___ Material provided

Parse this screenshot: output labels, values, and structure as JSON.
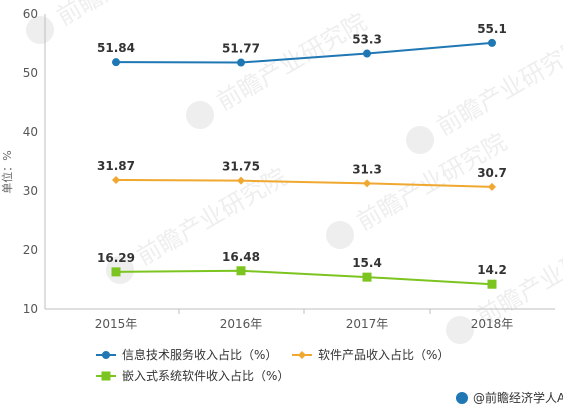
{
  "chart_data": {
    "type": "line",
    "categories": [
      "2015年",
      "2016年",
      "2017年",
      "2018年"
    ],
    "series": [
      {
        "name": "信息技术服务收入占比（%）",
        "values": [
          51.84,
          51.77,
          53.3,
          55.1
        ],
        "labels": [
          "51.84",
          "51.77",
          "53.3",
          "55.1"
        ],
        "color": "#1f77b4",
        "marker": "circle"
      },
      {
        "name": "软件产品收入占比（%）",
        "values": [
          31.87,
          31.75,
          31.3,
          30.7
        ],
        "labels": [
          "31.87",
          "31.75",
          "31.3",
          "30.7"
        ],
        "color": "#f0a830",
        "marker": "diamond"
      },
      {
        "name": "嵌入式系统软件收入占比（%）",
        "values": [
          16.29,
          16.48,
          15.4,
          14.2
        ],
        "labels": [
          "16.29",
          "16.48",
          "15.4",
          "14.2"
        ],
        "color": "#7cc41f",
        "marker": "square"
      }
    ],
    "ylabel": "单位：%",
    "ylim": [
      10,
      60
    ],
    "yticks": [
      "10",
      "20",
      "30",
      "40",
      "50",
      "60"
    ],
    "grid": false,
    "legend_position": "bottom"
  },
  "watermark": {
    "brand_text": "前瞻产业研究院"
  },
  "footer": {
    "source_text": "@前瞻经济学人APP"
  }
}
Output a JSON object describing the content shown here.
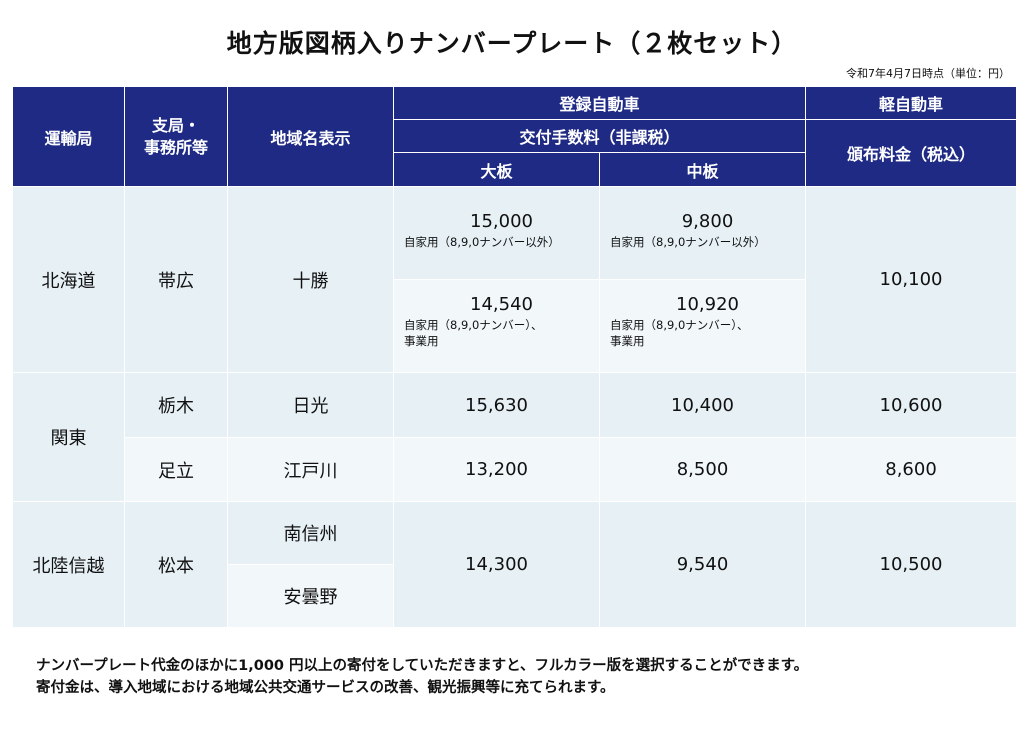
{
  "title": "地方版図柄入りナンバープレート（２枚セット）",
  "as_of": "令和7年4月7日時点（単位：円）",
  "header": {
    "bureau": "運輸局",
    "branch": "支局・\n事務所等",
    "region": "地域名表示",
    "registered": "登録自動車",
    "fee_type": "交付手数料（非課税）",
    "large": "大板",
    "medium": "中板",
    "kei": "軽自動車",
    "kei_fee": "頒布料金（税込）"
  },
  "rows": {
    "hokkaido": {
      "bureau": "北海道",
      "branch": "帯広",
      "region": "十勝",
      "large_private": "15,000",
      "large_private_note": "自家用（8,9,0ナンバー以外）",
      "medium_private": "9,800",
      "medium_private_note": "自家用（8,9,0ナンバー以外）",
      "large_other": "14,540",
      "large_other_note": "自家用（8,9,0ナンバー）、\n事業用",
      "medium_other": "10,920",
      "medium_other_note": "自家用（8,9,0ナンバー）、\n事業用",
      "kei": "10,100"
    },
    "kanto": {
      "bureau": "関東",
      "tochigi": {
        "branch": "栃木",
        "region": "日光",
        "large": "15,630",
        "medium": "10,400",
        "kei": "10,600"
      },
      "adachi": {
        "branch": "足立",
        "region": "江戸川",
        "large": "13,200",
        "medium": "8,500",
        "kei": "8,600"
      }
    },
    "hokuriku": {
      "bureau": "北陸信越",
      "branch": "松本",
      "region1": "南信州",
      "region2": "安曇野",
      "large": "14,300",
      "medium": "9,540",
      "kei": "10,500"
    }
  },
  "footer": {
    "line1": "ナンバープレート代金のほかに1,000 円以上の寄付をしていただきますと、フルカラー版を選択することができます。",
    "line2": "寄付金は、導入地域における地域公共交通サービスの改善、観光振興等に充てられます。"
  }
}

______
___ Material provided

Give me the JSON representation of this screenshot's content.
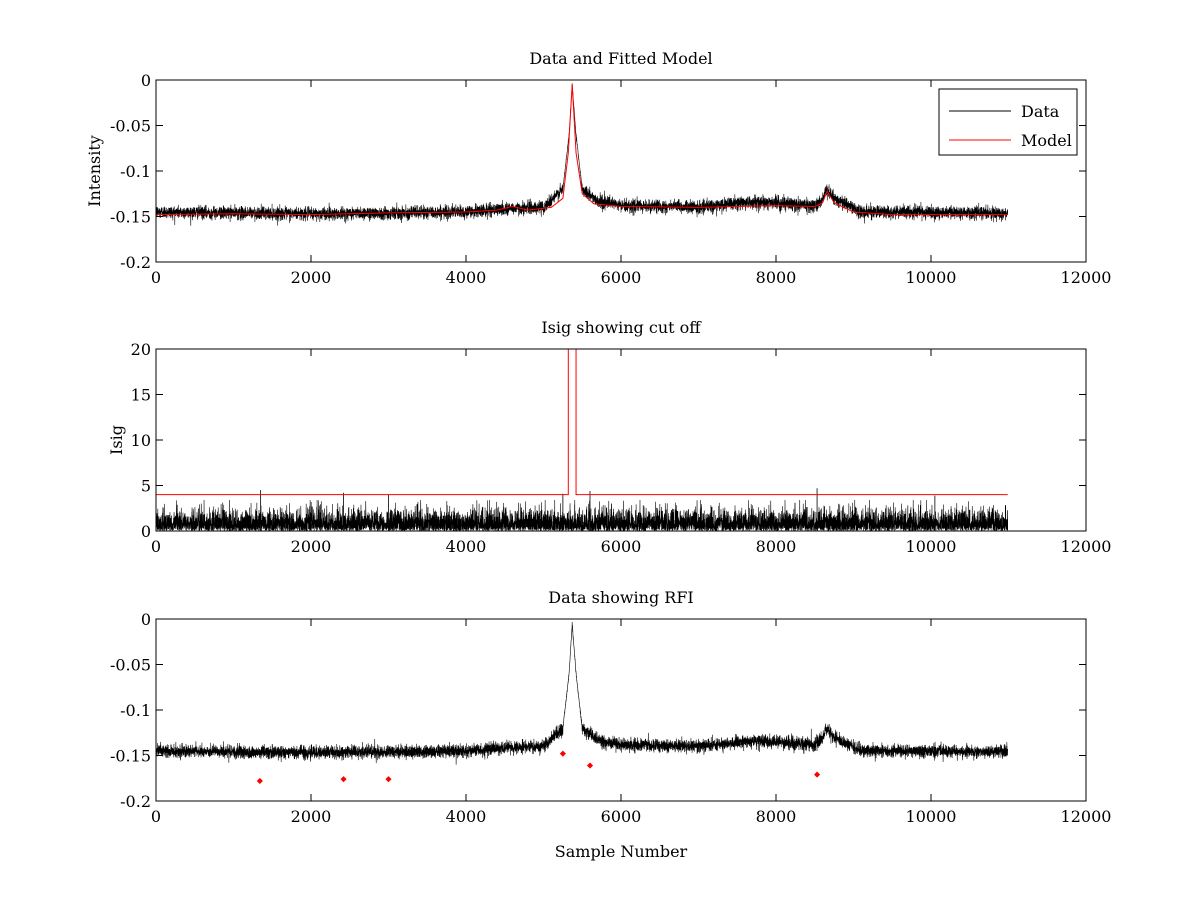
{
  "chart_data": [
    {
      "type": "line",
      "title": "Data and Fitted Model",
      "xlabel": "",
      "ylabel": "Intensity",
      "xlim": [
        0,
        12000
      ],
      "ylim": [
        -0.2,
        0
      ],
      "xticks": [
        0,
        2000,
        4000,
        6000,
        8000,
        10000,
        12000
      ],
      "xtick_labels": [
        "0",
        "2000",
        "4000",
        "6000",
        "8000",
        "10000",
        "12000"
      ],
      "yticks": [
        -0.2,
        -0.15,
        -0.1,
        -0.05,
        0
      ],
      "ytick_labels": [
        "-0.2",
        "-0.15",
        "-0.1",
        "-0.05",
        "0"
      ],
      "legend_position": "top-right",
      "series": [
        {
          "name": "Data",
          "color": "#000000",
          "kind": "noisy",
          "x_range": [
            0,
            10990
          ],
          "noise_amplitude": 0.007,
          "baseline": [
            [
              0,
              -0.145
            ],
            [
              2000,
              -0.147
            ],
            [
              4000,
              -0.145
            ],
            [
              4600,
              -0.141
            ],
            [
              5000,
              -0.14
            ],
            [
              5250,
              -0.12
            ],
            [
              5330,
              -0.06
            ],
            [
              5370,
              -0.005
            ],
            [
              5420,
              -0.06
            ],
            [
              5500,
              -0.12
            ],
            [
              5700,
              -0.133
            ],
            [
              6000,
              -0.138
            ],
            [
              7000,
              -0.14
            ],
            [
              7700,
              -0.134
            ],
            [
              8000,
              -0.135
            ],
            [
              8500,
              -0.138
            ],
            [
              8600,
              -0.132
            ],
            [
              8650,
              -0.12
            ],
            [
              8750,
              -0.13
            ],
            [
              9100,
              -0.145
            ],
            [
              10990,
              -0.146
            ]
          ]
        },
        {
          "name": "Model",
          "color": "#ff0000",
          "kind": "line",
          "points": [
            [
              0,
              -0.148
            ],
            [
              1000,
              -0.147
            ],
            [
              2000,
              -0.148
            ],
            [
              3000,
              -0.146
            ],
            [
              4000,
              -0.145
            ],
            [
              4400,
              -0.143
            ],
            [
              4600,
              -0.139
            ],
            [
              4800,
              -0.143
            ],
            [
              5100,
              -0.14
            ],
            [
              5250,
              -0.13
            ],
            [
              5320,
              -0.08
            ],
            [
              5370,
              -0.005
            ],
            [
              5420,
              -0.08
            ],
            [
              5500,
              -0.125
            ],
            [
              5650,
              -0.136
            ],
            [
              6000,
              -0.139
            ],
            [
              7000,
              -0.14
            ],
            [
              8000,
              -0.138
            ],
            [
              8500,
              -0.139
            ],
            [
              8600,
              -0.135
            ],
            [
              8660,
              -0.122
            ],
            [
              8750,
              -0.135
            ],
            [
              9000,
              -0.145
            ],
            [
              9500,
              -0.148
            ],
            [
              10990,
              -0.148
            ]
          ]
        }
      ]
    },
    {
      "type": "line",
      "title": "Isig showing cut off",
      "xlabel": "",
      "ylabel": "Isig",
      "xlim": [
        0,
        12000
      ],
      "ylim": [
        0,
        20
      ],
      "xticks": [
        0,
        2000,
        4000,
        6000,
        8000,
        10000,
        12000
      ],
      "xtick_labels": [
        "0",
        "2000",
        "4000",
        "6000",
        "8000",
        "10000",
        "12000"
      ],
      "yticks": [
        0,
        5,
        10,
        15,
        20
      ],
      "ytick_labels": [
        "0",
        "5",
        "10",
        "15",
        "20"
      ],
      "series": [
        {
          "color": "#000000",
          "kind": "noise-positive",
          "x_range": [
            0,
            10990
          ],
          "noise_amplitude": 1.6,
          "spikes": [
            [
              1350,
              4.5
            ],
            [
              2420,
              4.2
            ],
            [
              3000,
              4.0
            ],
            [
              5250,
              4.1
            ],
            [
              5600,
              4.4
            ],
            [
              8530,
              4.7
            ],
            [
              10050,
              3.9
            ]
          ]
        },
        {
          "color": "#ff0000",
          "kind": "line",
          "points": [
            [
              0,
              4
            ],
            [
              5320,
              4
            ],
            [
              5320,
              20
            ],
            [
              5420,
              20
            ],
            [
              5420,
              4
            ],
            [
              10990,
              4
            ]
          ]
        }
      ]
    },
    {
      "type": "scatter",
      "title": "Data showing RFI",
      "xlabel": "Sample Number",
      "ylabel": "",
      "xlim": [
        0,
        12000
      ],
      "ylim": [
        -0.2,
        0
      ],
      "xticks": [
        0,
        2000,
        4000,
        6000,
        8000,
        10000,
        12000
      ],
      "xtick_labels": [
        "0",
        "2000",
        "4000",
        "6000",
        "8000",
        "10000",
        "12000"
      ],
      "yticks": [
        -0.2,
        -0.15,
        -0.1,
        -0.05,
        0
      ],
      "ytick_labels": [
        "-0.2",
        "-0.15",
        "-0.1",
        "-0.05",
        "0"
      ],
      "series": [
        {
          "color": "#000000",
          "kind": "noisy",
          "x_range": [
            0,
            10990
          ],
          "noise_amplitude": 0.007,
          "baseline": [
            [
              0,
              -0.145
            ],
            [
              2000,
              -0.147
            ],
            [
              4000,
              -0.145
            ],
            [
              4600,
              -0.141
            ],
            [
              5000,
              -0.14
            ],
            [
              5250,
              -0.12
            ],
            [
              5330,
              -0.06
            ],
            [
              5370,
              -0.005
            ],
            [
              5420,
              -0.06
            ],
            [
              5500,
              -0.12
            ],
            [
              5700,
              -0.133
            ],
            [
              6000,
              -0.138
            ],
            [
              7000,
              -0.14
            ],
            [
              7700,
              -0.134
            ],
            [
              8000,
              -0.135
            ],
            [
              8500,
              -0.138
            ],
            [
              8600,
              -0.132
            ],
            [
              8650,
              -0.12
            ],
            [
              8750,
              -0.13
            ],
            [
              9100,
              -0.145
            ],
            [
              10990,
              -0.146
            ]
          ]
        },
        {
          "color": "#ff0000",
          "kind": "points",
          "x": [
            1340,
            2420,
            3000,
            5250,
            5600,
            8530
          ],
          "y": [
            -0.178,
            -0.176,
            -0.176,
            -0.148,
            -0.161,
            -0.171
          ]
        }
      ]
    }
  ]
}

______

• _Aim_
Copy every line above that includes the string "Isig".

• _Response_
      "title": "Isig showing cut off",
      "ylabel": "Isig",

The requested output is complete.